* **Goal of the exercise**
Switch every "callout-dot" in the rows below to "marker-dot" and write the rows out again with nothing else changed. Leave the pictures out.

··· Dataset

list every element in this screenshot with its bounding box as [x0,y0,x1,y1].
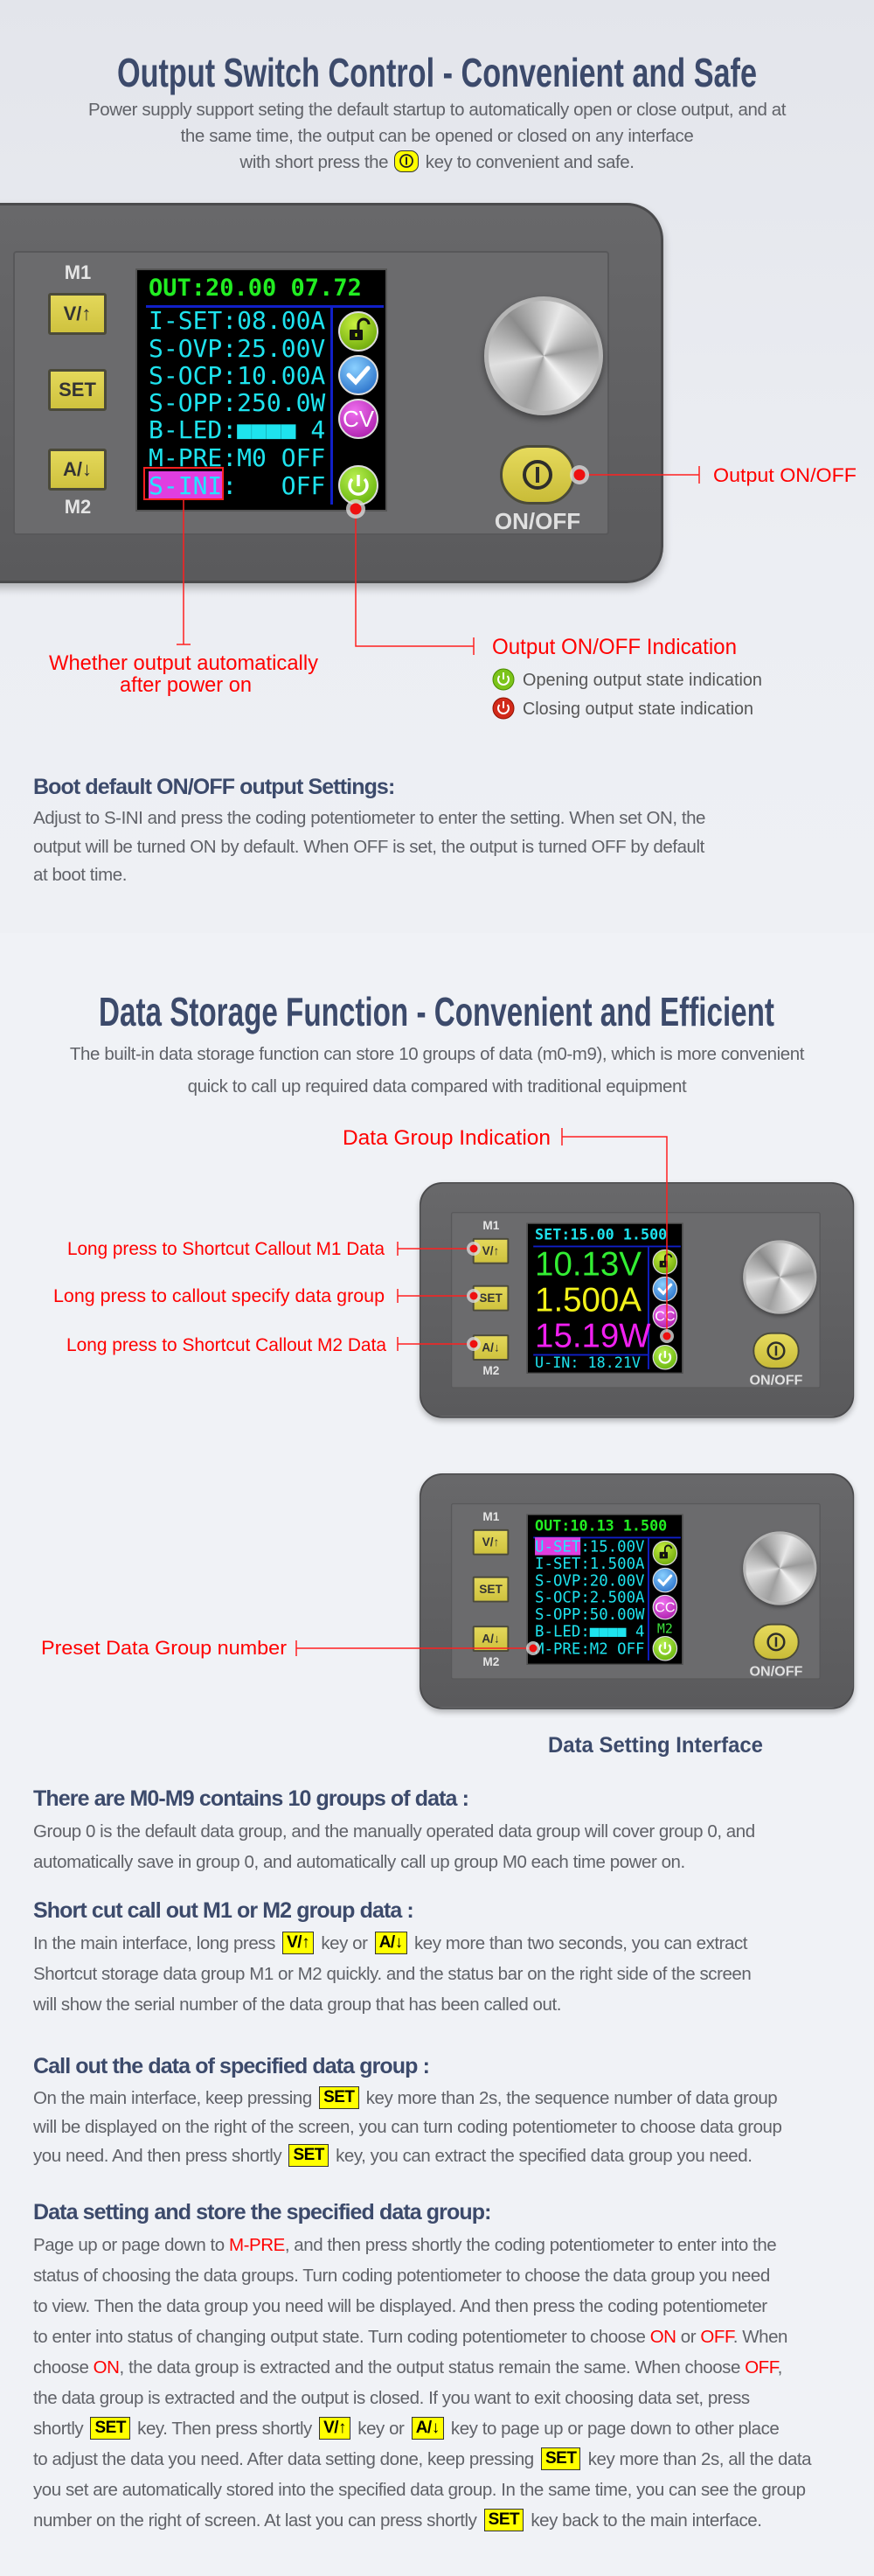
label-output-onoff: Output ON/OFF [713,464,857,486]
label-auto-output: Whether output automatically [49,651,318,675]
label-opening-state: Opening output state indication [523,671,762,690]
label-preset-number: Preset Data Group number [41,1637,287,1659]
label-data-group-indication: Data Group Indication [343,1126,551,1150]
section2-title: Data Storage Function - Convenient and E… [99,989,774,1034]
annotation-layer: Output Switch Control - Convenient and S… [41,50,857,1758]
callout-dot [469,1340,478,1348]
callout-line [355,511,474,647]
callout-dot [350,503,362,515]
callout-dot [573,469,586,481]
section1-title: Output Switch Control - Convenient and S… [117,50,757,95]
callout-dot [469,1291,478,1300]
callout-dot [529,1644,538,1653]
label-m1-callout: Long press to Shortcut Callout M1 Data [67,1239,385,1259]
label-m2-callout: Long press to Shortcut Callout M2 Data [66,1335,386,1355]
power-on-indicator-icon [492,668,515,691]
callout-dot [662,1332,671,1340]
label-closing-state: Closing output state indication [523,700,753,719]
callout-line [562,1136,668,1336]
s-ini-highlight-box [143,467,224,500]
callout-dot [469,1244,478,1253]
power-off-indicator-icon [492,697,515,720]
data-setting-interface-caption: Data Setting Interface [548,1733,763,1758]
label-output-indication: Output ON/OFF Indication [492,635,737,659]
label-auto-output: after power on [120,673,252,697]
label-specify-group: Long press to callout specify data group [53,1286,385,1306]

······

* **Written response**
list every element in this screenshot with its bounding box as [x0,y0,x1,y1].
label-output-onoff: Output ON/OFF [713,464,857,486]
label-auto-output: Whether output automatically [49,651,318,675]
label-opening-state: Opening output state indication [523,671,762,690]
label-preset-number: Preset Data Group number [41,1637,287,1659]
label-data-group-indication: Data Group Indication [343,1126,551,1150]
section2-title: Data Storage Function - Convenient and E… [99,989,774,1034]
annotation-layer: Output Switch Control - Convenient and S… [41,50,857,1758]
marker-dot [469,1340,478,1348]
callout-line [355,511,474,647]
marker-dot [350,503,362,515]
marker-dot [573,469,586,481]
section1-title: Output Switch Control - Convenient and S… [117,50,757,95]
marker-dot [469,1291,478,1300]
marker-dot [529,1644,538,1653]
label-m1-callout: Long press to Shortcut Callout M1 Data [67,1239,385,1259]
label-m2-callout: Long press to Shortcut Callout M2 Data [66,1335,386,1355]
power-on-indicator-icon [492,668,515,691]
marker-dot [662,1332,671,1340]
label-closing-state: Closing output state indication [523,700,753,719]
callout-line [562,1136,668,1336]
s-ini-highlight-box [143,467,224,500]
marker-dot [469,1244,478,1253]
power-off-indicator-icon [492,697,515,720]
data-setting-interface-caption: Data Setting Interface [548,1733,763,1758]
label-output-indication: Output ON/OFF Indication [492,635,737,659]
label-auto-output: after power on [120,673,252,697]
label-specify-group: Long press to callout specify data group [53,1286,385,1306]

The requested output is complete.